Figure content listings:
—————

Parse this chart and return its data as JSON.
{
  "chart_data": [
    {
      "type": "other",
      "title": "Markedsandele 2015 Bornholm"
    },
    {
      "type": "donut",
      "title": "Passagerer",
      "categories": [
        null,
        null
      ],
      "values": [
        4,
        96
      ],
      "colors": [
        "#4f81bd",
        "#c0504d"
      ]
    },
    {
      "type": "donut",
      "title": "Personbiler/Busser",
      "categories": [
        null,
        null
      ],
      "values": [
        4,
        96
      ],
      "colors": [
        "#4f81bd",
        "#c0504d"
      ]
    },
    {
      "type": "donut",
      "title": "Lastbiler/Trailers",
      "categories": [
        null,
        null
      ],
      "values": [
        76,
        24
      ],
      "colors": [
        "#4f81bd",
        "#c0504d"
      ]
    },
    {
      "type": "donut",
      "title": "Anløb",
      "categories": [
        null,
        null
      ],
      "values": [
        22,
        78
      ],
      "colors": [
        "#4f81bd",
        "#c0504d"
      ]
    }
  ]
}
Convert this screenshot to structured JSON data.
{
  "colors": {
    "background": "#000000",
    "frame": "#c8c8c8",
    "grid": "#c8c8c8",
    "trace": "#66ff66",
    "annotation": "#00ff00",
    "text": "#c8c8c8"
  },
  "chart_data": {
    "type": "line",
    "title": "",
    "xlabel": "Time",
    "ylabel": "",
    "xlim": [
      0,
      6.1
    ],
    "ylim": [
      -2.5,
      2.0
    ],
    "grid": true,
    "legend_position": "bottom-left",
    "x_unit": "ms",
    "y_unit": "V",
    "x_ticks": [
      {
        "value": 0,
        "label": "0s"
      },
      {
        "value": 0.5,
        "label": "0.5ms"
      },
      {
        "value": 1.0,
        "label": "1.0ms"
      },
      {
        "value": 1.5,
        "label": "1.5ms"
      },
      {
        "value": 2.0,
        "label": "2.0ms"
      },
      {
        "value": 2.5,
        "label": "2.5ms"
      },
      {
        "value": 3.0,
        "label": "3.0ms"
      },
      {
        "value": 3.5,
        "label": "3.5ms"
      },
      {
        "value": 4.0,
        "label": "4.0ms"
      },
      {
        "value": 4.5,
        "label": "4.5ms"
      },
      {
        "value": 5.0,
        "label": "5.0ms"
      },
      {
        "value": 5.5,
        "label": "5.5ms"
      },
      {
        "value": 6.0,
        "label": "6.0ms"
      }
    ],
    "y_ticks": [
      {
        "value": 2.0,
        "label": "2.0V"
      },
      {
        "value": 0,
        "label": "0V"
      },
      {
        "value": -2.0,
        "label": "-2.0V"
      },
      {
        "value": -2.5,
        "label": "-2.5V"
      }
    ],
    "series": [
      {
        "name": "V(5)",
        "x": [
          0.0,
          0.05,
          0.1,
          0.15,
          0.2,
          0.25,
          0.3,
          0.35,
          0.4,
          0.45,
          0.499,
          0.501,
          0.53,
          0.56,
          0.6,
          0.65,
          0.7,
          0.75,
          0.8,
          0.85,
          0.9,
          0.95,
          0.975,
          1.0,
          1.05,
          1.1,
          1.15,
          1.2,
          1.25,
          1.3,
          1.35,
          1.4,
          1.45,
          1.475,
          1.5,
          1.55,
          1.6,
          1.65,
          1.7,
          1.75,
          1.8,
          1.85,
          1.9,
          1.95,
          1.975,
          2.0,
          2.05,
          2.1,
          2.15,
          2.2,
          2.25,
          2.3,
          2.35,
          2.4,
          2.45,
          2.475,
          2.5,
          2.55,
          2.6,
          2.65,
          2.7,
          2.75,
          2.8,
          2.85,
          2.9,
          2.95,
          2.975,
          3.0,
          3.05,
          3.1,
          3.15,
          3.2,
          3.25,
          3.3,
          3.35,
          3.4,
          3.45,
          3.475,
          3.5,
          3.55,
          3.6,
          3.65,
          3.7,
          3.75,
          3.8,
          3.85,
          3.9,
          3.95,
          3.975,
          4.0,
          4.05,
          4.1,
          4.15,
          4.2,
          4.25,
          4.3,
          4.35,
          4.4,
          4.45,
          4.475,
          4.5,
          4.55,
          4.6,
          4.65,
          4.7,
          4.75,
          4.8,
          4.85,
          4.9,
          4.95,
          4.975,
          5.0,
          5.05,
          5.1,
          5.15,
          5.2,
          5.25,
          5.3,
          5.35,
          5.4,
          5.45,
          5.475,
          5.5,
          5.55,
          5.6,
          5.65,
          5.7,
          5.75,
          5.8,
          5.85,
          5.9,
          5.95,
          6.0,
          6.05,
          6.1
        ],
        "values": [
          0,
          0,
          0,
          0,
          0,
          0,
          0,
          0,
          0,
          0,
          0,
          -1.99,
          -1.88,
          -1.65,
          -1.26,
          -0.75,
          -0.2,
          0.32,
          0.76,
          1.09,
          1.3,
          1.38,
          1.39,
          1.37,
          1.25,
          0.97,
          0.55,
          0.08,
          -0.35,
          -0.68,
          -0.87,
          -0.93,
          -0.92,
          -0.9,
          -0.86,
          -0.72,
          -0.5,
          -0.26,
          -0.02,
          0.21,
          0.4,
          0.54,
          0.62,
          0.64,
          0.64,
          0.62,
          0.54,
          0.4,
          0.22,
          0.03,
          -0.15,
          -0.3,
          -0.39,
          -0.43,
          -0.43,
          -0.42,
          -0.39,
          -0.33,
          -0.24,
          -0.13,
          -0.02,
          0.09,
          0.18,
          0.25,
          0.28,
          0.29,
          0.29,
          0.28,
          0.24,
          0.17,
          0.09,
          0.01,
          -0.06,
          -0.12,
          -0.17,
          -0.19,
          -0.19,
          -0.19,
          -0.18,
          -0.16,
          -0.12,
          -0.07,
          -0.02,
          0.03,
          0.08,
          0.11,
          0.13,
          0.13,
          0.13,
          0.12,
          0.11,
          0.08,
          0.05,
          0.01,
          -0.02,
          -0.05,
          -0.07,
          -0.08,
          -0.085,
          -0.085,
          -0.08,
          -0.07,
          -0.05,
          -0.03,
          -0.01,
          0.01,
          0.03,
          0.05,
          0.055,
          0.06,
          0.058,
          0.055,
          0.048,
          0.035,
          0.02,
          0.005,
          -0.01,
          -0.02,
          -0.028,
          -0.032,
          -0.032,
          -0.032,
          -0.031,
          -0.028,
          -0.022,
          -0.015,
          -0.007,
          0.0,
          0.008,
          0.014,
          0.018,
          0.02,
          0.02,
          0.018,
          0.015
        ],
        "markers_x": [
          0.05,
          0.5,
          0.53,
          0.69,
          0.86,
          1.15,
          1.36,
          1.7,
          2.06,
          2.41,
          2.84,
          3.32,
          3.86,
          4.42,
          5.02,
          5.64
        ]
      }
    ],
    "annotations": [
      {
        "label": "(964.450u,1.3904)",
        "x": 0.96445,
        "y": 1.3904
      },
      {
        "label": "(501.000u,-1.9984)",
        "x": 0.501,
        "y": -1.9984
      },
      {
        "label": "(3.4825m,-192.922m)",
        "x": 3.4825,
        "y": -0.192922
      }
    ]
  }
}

—————

TASK PROMPT:
Gather up, from the records above, each line where the word "title" appears.

THE OUTPUT:
      "title": "Markedsandele 2015 Bornholm"
      "title": "Passagerer",
      "title": "Personbiler/Busser",
      "title": "Lastbiler/Trailers",
      "title": "Anløb",
    "title": "",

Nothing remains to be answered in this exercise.